Your objective:
In the records that follow, locate every line with "Riser" and extract it.

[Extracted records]
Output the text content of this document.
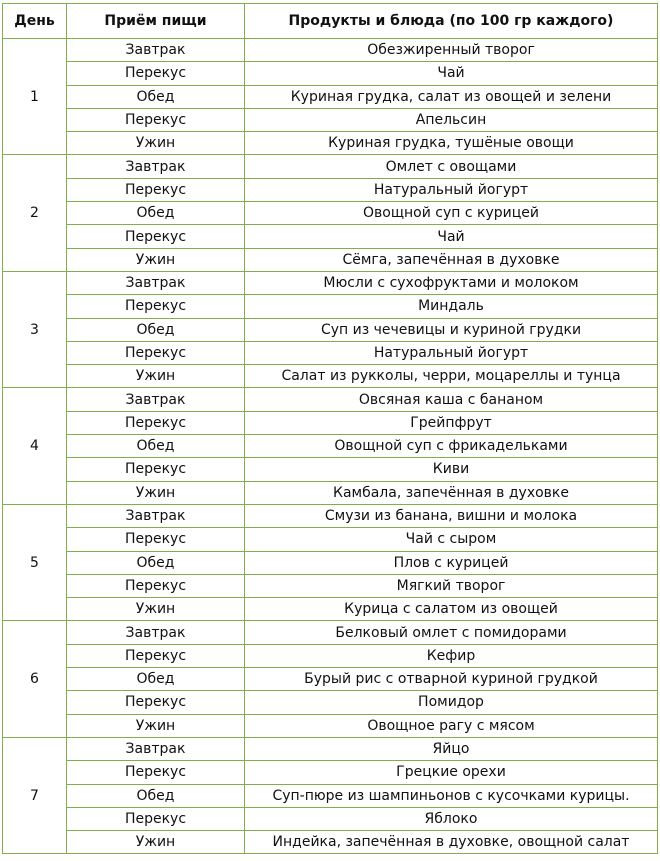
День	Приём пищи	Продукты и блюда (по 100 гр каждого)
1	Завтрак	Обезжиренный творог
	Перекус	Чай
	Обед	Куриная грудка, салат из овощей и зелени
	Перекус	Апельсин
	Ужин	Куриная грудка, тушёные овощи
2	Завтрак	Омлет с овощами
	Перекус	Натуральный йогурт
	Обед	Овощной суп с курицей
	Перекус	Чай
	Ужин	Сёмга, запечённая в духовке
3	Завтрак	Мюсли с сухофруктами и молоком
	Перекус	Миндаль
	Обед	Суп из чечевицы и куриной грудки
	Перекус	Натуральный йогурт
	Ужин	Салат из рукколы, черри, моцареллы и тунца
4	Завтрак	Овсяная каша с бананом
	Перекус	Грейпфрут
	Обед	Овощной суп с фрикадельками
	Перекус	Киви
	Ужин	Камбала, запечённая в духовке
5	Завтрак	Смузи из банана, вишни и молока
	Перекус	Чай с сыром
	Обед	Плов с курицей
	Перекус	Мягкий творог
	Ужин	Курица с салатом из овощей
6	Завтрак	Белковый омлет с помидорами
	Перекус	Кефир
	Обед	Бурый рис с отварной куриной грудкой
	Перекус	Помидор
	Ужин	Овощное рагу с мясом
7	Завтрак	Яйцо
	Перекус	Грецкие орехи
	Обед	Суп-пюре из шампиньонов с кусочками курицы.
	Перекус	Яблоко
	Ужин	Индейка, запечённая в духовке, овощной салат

--

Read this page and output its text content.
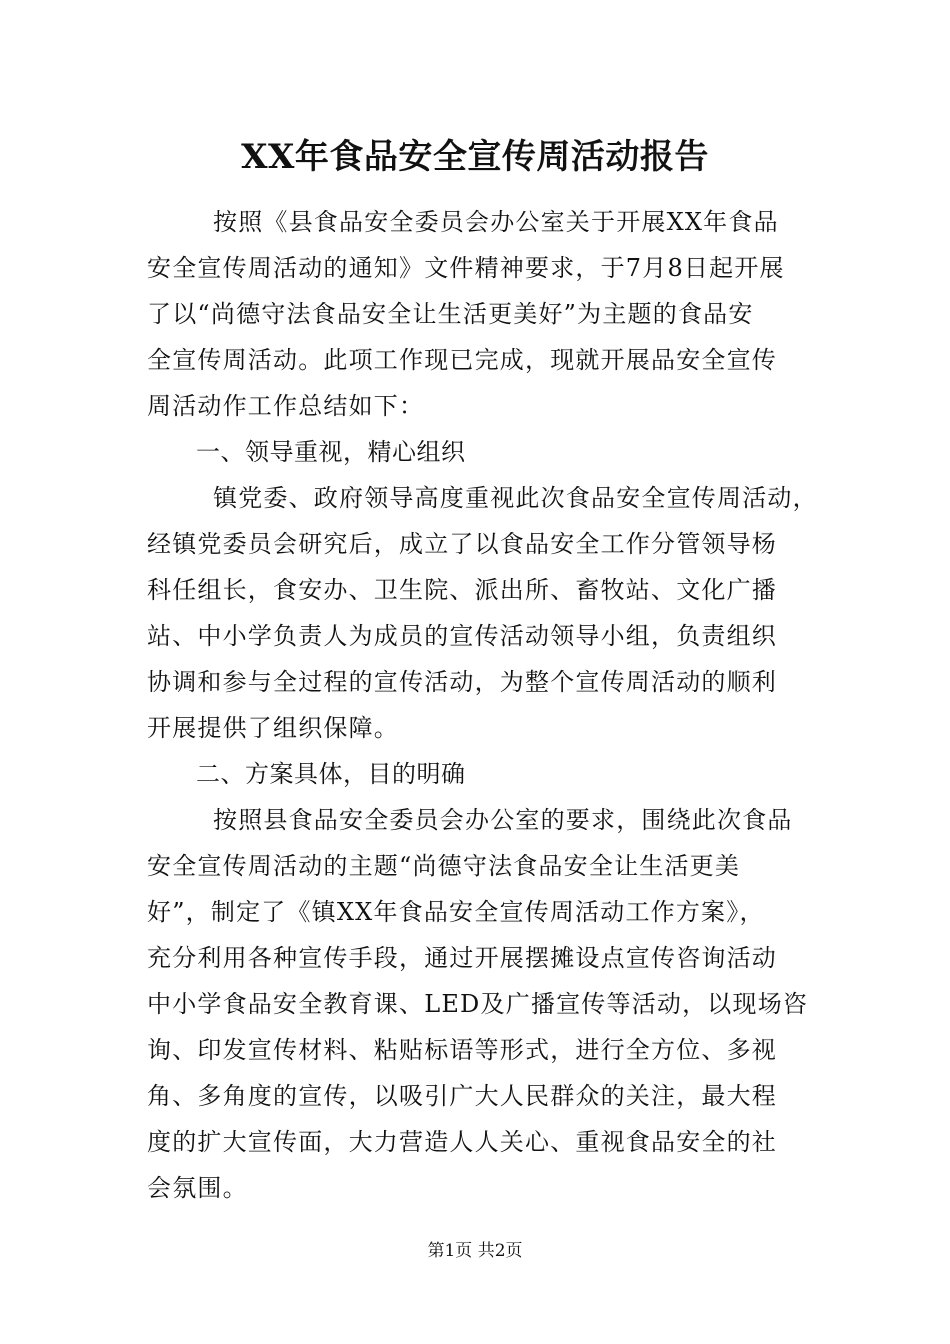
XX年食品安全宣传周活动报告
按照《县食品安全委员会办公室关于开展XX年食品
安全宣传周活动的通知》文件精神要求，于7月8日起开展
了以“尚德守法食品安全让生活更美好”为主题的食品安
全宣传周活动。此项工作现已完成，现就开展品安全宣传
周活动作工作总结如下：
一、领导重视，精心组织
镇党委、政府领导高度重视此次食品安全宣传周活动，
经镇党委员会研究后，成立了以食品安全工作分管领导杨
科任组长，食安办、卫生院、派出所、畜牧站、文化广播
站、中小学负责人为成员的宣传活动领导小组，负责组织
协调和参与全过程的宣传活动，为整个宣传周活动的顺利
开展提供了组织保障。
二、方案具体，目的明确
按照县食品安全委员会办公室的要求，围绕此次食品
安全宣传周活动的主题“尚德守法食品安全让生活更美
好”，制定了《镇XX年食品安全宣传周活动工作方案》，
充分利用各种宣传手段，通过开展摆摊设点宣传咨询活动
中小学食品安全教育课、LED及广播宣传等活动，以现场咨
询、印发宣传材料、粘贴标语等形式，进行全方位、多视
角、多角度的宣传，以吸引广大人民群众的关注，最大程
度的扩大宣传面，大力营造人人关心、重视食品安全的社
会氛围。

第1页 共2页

---

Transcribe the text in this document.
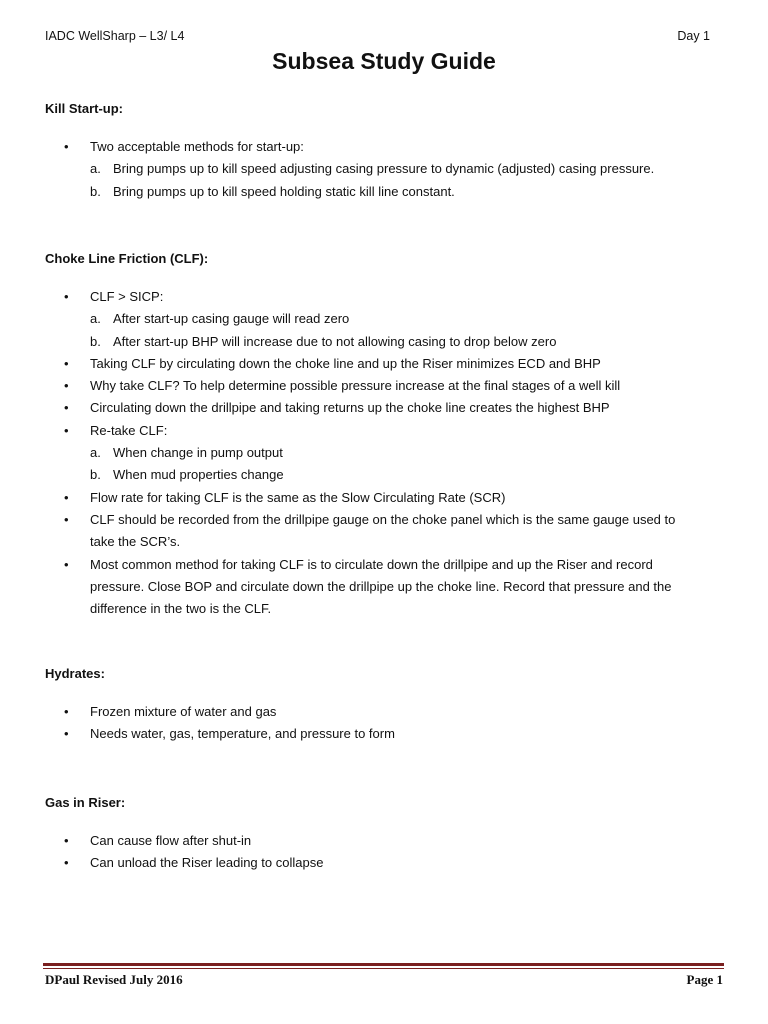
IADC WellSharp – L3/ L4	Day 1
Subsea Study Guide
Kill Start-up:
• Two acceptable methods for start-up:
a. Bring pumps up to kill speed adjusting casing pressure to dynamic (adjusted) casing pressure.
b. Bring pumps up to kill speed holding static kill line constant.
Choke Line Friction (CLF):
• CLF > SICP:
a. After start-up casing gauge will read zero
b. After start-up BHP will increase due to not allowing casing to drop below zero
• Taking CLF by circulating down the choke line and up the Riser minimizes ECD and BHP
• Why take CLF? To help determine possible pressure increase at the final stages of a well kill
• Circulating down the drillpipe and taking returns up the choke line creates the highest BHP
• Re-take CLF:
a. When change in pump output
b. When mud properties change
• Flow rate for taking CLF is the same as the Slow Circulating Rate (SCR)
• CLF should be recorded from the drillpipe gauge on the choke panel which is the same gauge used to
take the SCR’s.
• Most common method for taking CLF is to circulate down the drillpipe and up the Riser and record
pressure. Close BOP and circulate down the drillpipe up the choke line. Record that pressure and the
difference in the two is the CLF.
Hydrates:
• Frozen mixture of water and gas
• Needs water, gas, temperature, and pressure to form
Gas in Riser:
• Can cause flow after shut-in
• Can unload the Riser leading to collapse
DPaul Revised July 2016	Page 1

The answer:
• Taking CLF by circulating down the choke line and up the Riser minimizes ECD and BHP
• Most common method for taking CLF is to circulate down the drillpipe and up the Riser and record
Gas in Riser:
• Can unload the Riser leading to collapse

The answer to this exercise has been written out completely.